▶ [What the task requires]: Look at each line of the records and count those with "Minnesota" in them. Please answer with the count alone.

▶ [Entries shown]:

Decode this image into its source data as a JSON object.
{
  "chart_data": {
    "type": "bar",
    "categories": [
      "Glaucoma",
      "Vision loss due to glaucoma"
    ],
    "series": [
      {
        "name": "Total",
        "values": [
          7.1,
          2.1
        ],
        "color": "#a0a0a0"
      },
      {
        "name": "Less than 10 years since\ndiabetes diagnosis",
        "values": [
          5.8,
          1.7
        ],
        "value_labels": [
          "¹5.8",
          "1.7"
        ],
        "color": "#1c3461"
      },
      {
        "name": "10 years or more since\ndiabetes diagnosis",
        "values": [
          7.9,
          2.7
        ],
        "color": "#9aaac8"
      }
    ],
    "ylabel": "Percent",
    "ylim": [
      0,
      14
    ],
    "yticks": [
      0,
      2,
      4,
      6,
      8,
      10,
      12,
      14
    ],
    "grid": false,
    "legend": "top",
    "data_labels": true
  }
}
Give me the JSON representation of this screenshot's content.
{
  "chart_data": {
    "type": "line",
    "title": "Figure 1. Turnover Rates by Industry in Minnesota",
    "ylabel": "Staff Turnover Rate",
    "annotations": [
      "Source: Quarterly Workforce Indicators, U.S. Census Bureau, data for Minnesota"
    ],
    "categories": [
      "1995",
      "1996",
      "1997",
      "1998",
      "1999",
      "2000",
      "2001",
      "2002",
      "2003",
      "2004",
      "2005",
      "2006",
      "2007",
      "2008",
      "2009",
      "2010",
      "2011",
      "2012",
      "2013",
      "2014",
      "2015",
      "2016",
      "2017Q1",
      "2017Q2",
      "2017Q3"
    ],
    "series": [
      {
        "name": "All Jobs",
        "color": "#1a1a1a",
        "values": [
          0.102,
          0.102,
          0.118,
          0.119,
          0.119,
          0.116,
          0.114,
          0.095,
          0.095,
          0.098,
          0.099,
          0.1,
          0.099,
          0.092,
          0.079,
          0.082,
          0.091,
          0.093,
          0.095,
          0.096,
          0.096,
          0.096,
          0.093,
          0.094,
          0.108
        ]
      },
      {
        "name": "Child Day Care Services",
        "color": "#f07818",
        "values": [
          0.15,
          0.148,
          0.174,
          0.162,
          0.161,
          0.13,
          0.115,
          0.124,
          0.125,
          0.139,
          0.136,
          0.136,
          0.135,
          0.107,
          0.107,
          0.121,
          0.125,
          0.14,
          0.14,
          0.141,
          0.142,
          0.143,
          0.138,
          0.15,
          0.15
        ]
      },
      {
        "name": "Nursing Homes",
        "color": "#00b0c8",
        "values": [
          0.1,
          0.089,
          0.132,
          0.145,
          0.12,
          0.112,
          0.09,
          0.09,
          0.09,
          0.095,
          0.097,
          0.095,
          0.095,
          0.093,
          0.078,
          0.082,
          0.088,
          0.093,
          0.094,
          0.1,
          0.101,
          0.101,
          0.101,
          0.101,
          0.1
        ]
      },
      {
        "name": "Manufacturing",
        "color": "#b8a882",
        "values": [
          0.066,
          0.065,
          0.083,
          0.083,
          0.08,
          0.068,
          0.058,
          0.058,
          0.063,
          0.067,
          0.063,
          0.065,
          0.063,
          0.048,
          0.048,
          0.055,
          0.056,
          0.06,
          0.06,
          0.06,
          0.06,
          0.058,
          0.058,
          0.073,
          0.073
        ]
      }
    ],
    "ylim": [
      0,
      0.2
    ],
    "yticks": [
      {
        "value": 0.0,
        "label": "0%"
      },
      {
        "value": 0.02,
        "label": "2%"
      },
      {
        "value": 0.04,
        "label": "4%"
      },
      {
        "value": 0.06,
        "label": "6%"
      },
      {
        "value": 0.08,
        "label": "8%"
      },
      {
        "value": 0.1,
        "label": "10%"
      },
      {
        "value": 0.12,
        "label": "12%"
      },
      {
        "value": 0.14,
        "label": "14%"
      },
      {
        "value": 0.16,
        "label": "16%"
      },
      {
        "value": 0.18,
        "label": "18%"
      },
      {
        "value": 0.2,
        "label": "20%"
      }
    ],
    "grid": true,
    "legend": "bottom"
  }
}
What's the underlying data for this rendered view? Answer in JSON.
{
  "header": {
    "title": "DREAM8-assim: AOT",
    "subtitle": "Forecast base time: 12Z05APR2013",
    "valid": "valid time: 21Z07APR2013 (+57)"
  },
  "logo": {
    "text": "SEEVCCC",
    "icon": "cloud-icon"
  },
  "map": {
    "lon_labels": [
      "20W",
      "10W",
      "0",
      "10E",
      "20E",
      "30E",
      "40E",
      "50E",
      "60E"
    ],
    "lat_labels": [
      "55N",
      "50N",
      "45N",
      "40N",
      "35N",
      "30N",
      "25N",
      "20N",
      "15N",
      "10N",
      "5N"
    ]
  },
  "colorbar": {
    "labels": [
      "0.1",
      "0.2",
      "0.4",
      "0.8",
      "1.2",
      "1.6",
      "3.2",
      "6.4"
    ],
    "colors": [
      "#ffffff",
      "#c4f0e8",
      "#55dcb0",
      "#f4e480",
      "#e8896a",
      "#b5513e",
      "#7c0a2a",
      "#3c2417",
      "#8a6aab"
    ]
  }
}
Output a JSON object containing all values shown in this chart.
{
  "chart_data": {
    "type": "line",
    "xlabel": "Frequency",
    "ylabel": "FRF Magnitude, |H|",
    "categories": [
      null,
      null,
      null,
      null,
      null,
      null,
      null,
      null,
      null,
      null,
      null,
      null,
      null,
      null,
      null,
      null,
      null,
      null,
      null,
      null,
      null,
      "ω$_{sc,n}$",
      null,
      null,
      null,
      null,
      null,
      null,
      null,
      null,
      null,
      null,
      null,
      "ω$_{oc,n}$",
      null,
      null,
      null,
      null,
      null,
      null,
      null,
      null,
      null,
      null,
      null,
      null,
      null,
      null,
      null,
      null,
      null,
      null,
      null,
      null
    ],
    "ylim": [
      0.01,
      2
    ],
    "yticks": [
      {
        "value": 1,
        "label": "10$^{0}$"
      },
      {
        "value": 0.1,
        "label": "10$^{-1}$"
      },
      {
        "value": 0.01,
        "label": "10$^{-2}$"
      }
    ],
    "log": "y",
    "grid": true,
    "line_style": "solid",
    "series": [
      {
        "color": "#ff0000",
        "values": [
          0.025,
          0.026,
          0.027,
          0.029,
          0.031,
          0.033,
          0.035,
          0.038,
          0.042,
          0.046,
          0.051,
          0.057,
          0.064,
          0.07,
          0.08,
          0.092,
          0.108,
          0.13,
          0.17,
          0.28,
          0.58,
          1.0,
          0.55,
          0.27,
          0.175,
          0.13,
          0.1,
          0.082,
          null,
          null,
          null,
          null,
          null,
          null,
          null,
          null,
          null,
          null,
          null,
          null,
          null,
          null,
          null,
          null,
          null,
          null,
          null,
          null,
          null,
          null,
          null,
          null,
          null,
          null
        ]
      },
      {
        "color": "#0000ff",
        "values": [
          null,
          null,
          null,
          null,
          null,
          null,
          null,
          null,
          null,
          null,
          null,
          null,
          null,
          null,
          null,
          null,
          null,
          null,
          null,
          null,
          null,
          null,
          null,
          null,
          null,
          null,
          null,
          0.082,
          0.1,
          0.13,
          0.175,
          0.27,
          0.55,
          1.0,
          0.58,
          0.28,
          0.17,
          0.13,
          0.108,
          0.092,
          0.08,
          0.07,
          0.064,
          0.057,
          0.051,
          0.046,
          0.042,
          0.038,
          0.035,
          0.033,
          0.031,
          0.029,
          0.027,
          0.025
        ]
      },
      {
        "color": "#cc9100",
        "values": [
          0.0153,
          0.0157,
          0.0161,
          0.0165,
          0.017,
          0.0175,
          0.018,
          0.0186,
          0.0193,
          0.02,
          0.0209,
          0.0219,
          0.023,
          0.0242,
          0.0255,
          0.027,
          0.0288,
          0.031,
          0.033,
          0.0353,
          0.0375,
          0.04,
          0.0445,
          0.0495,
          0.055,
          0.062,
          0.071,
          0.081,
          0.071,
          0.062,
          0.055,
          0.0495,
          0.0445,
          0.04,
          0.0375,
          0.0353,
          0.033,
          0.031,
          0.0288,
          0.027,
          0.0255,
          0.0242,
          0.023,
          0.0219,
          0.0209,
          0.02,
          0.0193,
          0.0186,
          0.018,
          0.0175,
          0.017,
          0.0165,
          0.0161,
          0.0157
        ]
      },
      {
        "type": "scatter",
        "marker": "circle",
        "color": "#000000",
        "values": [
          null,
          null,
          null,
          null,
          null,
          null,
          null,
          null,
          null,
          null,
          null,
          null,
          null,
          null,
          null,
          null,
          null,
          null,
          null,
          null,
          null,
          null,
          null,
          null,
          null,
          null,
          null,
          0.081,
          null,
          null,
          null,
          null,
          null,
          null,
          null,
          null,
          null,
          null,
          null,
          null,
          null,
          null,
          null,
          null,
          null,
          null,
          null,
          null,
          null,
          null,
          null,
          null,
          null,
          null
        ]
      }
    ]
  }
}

▶ [Output for this task]: 2